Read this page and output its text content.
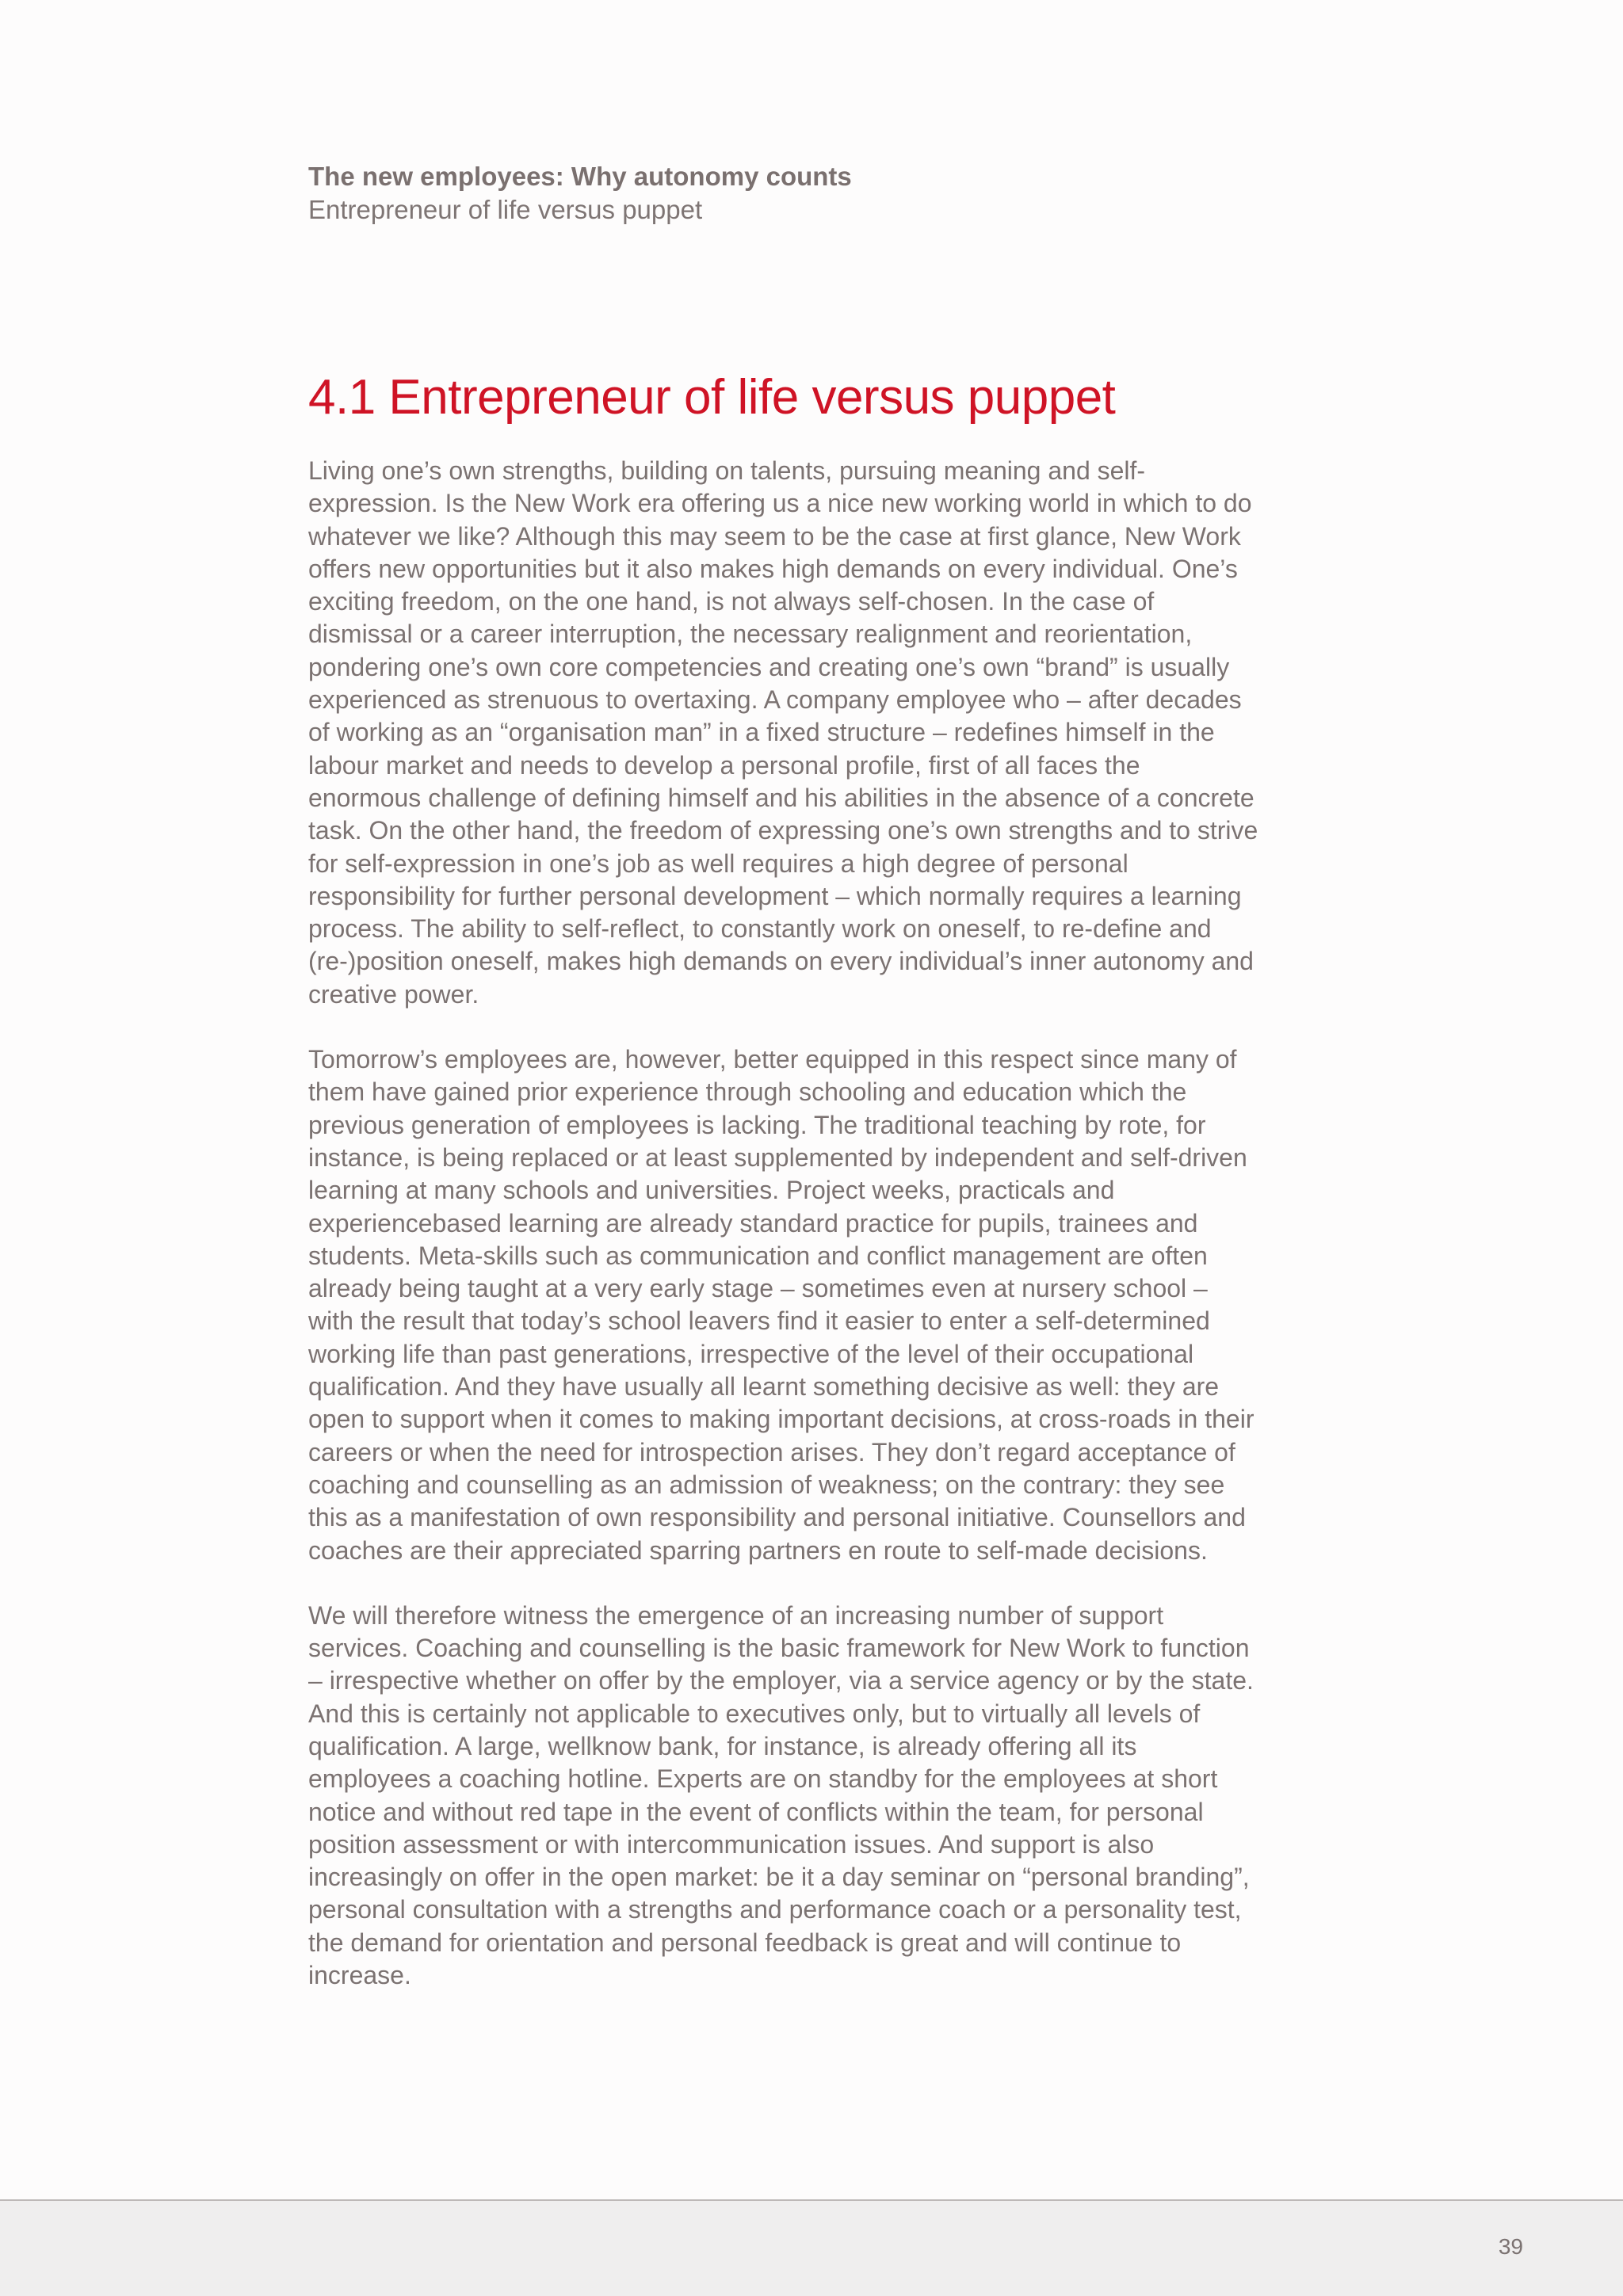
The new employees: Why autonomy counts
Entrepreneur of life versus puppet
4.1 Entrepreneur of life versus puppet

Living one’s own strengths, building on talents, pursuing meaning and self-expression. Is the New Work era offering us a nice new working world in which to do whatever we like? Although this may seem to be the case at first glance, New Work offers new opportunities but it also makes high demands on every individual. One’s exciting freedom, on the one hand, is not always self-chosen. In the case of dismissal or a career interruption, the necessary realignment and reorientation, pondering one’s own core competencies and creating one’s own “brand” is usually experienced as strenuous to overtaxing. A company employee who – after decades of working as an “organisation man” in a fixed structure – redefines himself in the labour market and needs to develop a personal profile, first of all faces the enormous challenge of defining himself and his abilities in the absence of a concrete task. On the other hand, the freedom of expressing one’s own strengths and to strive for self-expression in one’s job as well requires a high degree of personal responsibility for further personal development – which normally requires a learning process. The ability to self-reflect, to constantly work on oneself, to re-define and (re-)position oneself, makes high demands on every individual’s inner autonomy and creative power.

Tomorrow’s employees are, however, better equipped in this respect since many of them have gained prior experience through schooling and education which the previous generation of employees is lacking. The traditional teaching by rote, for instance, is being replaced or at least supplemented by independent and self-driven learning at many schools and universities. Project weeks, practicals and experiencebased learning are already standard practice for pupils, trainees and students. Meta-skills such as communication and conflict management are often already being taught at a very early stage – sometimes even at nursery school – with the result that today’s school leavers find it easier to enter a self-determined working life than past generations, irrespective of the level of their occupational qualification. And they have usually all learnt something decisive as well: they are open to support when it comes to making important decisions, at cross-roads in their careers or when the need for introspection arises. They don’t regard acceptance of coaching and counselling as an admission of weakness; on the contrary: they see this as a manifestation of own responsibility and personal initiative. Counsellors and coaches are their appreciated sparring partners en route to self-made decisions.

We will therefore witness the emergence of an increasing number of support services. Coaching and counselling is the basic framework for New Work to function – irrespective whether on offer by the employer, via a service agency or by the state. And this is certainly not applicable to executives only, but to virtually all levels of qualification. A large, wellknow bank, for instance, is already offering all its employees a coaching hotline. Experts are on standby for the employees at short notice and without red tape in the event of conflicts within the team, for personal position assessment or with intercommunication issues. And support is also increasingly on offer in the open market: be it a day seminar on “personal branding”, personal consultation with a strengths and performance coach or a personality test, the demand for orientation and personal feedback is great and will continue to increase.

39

---

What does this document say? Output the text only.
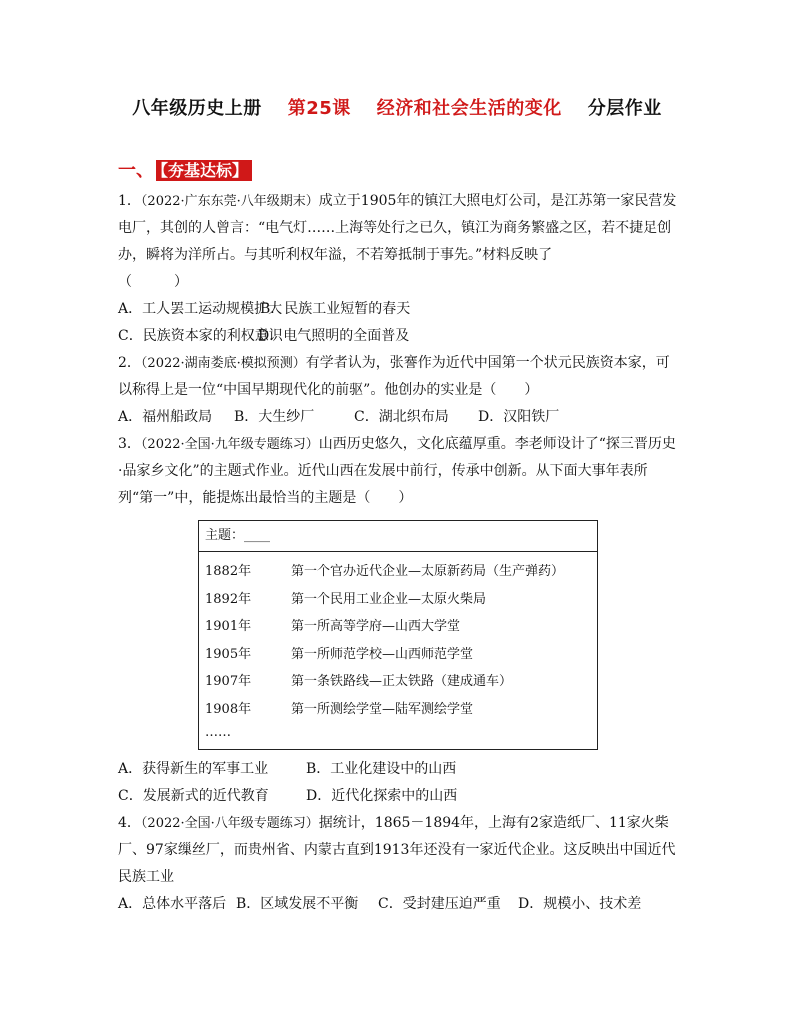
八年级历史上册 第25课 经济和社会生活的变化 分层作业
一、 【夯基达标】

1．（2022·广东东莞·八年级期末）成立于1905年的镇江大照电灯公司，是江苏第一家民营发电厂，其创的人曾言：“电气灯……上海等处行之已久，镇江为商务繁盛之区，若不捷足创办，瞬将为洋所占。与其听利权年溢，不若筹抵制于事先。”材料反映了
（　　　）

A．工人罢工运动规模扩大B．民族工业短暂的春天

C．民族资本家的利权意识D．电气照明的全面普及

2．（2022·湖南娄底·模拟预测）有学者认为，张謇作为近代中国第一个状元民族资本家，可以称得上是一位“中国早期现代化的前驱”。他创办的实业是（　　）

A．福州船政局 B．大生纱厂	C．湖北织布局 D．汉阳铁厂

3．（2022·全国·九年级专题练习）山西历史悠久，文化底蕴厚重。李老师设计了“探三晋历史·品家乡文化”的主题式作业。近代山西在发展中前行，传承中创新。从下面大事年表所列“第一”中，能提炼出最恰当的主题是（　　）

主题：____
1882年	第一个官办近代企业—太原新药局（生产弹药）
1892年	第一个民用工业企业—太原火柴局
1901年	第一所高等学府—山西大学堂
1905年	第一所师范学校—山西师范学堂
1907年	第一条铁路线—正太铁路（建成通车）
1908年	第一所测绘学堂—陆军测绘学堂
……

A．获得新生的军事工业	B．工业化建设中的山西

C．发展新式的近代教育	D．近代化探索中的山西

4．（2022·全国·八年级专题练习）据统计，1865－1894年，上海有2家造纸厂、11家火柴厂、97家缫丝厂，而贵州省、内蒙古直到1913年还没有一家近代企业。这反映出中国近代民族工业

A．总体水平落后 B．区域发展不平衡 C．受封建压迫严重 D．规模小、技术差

...

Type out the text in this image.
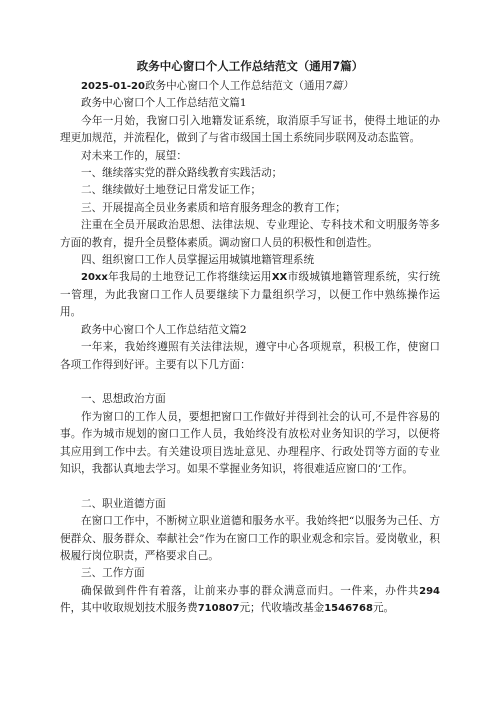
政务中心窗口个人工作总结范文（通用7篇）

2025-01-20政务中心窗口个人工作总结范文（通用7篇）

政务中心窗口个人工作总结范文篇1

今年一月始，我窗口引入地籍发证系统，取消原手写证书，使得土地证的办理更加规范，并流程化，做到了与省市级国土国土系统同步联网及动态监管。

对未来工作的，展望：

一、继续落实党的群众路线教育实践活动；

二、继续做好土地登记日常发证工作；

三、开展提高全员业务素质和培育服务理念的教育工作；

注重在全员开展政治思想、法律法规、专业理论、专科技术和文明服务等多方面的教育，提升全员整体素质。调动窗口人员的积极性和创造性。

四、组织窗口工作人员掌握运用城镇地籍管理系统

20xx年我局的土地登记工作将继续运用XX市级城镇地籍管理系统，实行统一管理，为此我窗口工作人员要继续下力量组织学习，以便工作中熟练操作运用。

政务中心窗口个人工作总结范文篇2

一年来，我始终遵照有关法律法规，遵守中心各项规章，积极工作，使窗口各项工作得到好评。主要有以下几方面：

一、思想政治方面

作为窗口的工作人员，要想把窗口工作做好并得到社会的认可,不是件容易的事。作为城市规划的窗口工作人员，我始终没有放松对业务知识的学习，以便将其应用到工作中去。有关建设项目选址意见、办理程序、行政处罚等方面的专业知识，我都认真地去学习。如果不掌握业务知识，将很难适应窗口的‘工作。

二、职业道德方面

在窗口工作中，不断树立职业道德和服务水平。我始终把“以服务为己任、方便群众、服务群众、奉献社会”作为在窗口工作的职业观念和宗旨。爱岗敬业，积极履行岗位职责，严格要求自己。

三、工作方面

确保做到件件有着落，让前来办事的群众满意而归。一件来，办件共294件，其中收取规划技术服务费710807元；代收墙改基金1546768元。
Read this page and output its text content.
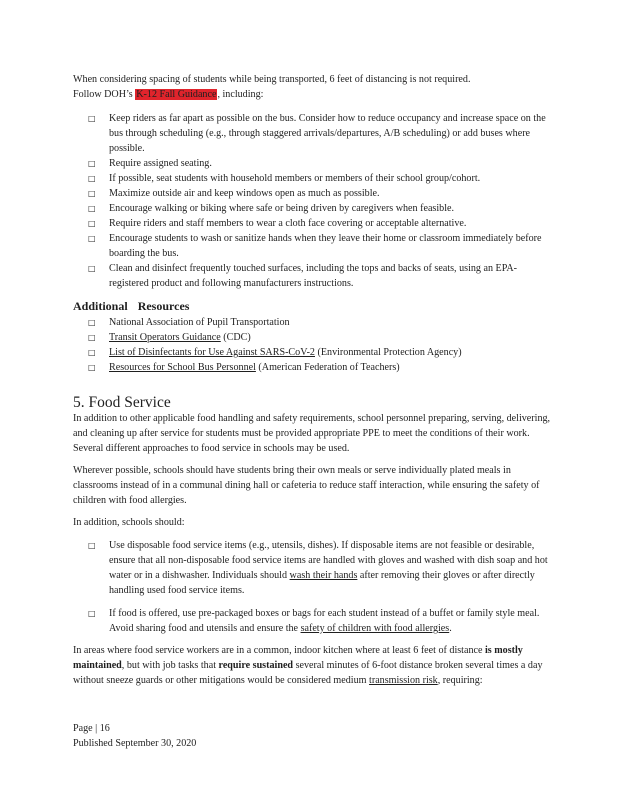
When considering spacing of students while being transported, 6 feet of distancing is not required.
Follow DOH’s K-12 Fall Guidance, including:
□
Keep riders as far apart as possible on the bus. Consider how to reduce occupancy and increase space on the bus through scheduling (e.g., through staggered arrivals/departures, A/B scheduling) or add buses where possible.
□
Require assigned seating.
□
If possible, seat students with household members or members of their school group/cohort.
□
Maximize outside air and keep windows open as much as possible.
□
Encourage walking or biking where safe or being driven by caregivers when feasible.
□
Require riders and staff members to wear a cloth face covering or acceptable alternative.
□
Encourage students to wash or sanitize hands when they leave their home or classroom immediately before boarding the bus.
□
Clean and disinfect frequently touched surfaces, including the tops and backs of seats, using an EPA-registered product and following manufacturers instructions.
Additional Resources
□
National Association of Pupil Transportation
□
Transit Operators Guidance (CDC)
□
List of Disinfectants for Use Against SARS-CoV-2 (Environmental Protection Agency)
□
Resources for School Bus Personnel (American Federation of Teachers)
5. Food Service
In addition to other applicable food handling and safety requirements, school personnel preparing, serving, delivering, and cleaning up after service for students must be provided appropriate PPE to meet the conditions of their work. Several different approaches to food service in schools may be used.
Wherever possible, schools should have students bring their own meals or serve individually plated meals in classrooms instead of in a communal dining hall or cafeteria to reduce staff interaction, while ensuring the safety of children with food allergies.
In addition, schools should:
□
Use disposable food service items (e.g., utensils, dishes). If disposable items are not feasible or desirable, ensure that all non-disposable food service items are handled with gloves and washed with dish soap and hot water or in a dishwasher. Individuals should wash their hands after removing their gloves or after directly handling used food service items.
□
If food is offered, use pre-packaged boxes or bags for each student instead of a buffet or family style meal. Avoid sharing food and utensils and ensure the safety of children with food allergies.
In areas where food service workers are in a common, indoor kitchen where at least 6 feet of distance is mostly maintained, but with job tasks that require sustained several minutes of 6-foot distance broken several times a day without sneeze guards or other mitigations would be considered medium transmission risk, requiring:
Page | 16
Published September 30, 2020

* [WHAT NEEDS TO BE DONE]:
Return, from the data, each line that has the word "staff" in it.

* [REPLY TO THE EXERCISE]:
Require riders and staff members to wear a cloth face covering or acceptable alternative.
Wherever possible, schools should have students bring their own meals or serve individually plated meals in classrooms instead of in a communal dining hall or cafeteria to reduce staff interaction, while ensuring the safety of children with food allergies.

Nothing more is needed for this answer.